[Stored items from a collection]
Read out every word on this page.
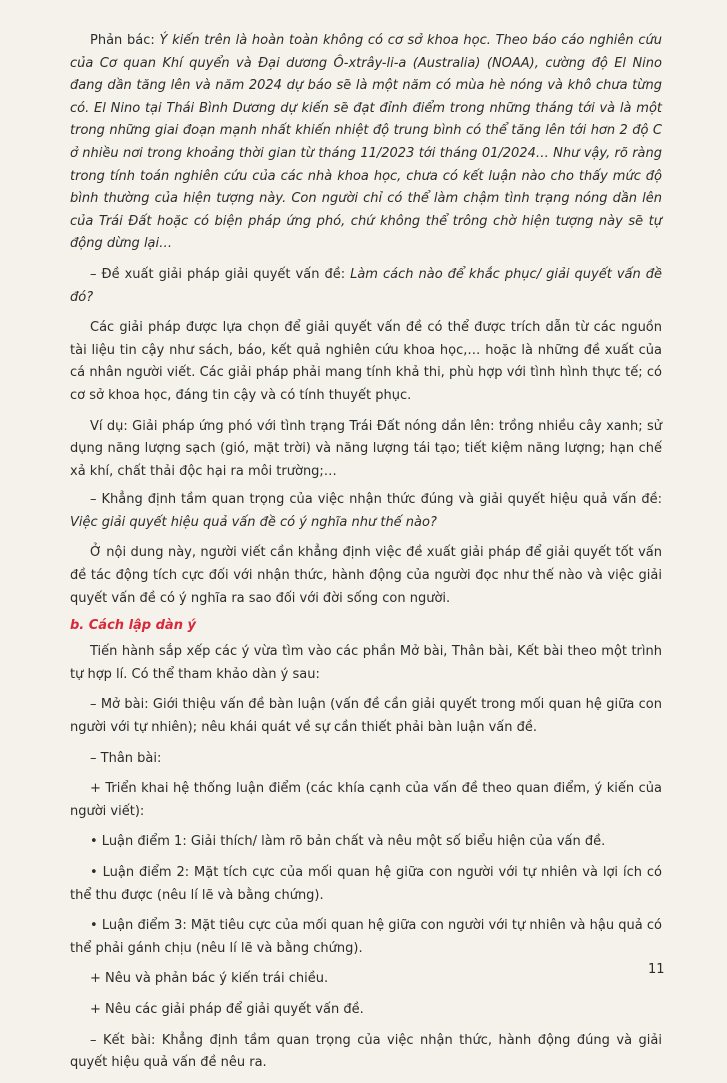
Phản bác: Ý kiến trên là hoàn toàn không có cơ sở khoa học. Theo báo cáo nghiên cứu của Cơ quan Khí quyển và Đại dương Ô-xtrây-li-a (Australia) (NOAA), cường độ El Nino đang dần tăng lên và năm 2024 dự báo sẽ là một năm có mùa hè nóng và khô chưa từng có. El Nino tại Thái Bình Dương dự kiến sẽ đạt đỉnh điểm trong những tháng tới và là một trong những giai đoạn mạnh nhất khiến nhiệt độ trung bình có thể tăng lên tới hơn 2 độ C ở nhiều nơi trong khoảng thời gian từ tháng 11/2023 tới tháng 01/2024… Như vậy, rõ ràng trong tính toán nghiên cứu của các nhà khoa học, chưa có kết luận nào cho thấy mức độ bình thường của hiện tượng này. Con người chỉ có thể làm chậm tình trạng nóng dần lên của Trái Đất hoặc có biện pháp ứng phó, chứ không thể trông chờ hiện tượng này sẽ tự động dừng lại…

– Đề xuất giải pháp giải quyết vấn đề: Làm cách nào để khắc phục/ giải quyết vấn đề đó?

Các giải pháp được lựa chọn để giải quyết vấn đề có thể được trích dẫn từ các nguồn tài liệu tin cậy như sách, báo, kết quả nghiên cứu khoa học,… hoặc là những đề xuất của cá nhân người viết. Các giải pháp phải mang tính khả thi, phù hợp với tình hình thực tế; có cơ sở khoa học, đáng tin cậy và có tính thuyết phục.

Ví dụ: Giải pháp ứng phó với tình trạng Trái Đất nóng dần lên: trồng nhiều cây xanh; sử dụng năng lượng sạch (gió, mặt trời) và năng lượng tái tạo; tiết kiệm năng lượng; hạn chế xả khí, chất thải độc hại ra môi trường;…

– Khẳng định tầm quan trọng của việc nhận thức đúng và giải quyết hiệu quả vấn đề: Việc giải quyết hiệu quả vấn đề có ý nghĩa như thế nào?

Ở nội dung này, người viết cần khẳng định việc đề xuất giải pháp để giải quyết tốt vấn đề tác động tích cực đối với nhận thức, hành động của người đọc như thế nào và việc giải quyết vấn đề có ý nghĩa ra sao đối với đời sống con người.

b. Cách lập dàn ý

Tiến hành sắp xếp các ý vừa tìm vào các phần Mở bài, Thân bài, Kết bài theo một trình tự hợp lí. Có thể tham khảo dàn ý sau:

– Mở bài: Giới thiệu vấn đề bàn luận (vấn đề cần giải quyết trong mối quan hệ giữa con người với tự nhiên); nêu khái quát về sự cần thiết phải bàn luận vấn đề.

– Thân bài:

+ Triển khai hệ thống luận điểm (các khía cạnh của vấn đề theo quan điểm, ý kiến của người viết):

• Luận điểm 1: Giải thích/ làm rõ bản chất và nêu một số biểu hiện của vấn đề.

• Luận điểm 2: Mặt tích cực của mối quan hệ giữa con người với tự nhiên và lợi ích có thể thu được (nêu lí lẽ và bằng chứng).

• Luận điểm 3: Mặt tiêu cực của mối quan hệ giữa con người với tự nhiên và hậu quả có thể phải gánh chịu (nêu lí lẽ và bằng chứng).

+ Nêu và phản bác ý kiến trái chiều.

+ Nêu các giải pháp để giải quyết vấn đề.

– Kết bài: Khẳng định tầm quan trọng của việc nhận thức, hành động đúng và giải quyết hiệu quả vấn đề nêu ra.

11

→ INSTRUCTION
Reproduce every entry word for word, but omit the pictures.

→ ANSWER FOR THE TASK
Read out every word on this page.
Phản bác: Ý kiến trên là hoàn toàn không có cơ sở khoa học. Theo báo cáo nghiên cứu của Cơ quan Khí quyển và Đại dương Ô-xtrây-li-a (Australia) (NOAA), cường độ El Nino đang dần tăng lên và năm 2024 dự báo sẽ là một năm có mùa hè nóng và khô chưa từng có. El Nino tại Thái Bình Dương dự kiến sẽ đạt đỉnh điểm trong những tháng tới và là một trong những giai đoạn mạnh nhất khiến nhiệt độ trung bình có thể tăng lên tới hơn 2 độ C ở nhiều nơi trong khoảng thời gian từ tháng 11/2023 tới tháng 01/2024… Như vậy, rõ ràng trong tính toán nghiên cứu của các nhà khoa học, chưa có kết luận nào cho thấy mức độ bình thường của hiện tượng này. Con người chỉ có thể làm chậm tình trạng nóng dần lên của Trái Đất hoặc có biện pháp ứng phó, chứ không thể trông chờ hiện tượng này sẽ tự động dừng lại…

– Đề xuất giải pháp giải quyết vấn đề: Làm cách nào để khắc phục/ giải quyết vấn đề đó?

Các giải pháp được lựa chọn để giải quyết vấn đề có thể được trích dẫn từ các nguồn tài liệu tin cậy như sách, báo, kết quả nghiên cứu khoa học,… hoặc là những đề xuất của cá nhân người viết. Các giải pháp phải mang tính khả thi, phù hợp với tình hình thực tế; có cơ sở khoa học, đáng tin cậy và có tính thuyết phục.

Ví dụ: Giải pháp ứng phó với tình trạng Trái Đất nóng dần lên: trồng nhiều cây xanh; sử dụng năng lượng sạch (gió, mặt trời) và năng lượng tái tạo; tiết kiệm năng lượng; hạn chế xả khí, chất thải độc hại ra môi trường;…

– Khẳng định tầm quan trọng của việc nhận thức đúng và giải quyết hiệu quả vấn đề: Việc giải quyết hiệu quả vấn đề có ý nghĩa như thế nào?

Ở nội dung này, người viết cần khẳng định việc đề xuất giải pháp để giải quyết tốt vấn đề tác động tích cực đối với nhận thức, hành động của người đọc như thế nào và việc giải quyết vấn đề có ý nghĩa ra sao đối với đời sống con người.

b. Cách lập dàn ý

Tiến hành sắp xếp các ý vừa tìm vào các phần Mở bài, Thân bài, Kết bài theo một trình tự hợp lí. Có thể tham khảo dàn ý sau:

– Mở bài: Giới thiệu vấn đề bàn luận (vấn đề cần giải quyết trong mối quan hệ giữa con người với tự nhiên); nêu khái quát về sự cần thiết phải bàn luận vấn đề.

– Thân bài:

+ Triển khai hệ thống luận điểm (các khía cạnh của vấn đề theo quan điểm, ý kiến của người viết):

• Luận điểm 1: Giải thích/ làm rõ bản chất và nêu một số biểu hiện của vấn đề.

• Luận điểm 2: Mặt tích cực của mối quan hệ giữa con người với tự nhiên và lợi ích có thể thu được (nêu lí lẽ và bằng chứng).

• Luận điểm 3: Mặt tiêu cực của mối quan hệ giữa con người với tự nhiên và hậu quả có thể phải gánh chịu (nêu lí lẽ và bằng chứng).

+ Nêu và phản bác ý kiến trái chiều.

+ Nêu các giải pháp để giải quyết vấn đề.

– Kết bài: Khẳng định tầm quan trọng của việc nhận thức, hành động đúng và giải quyết hiệu quả vấn đề nêu ra.

11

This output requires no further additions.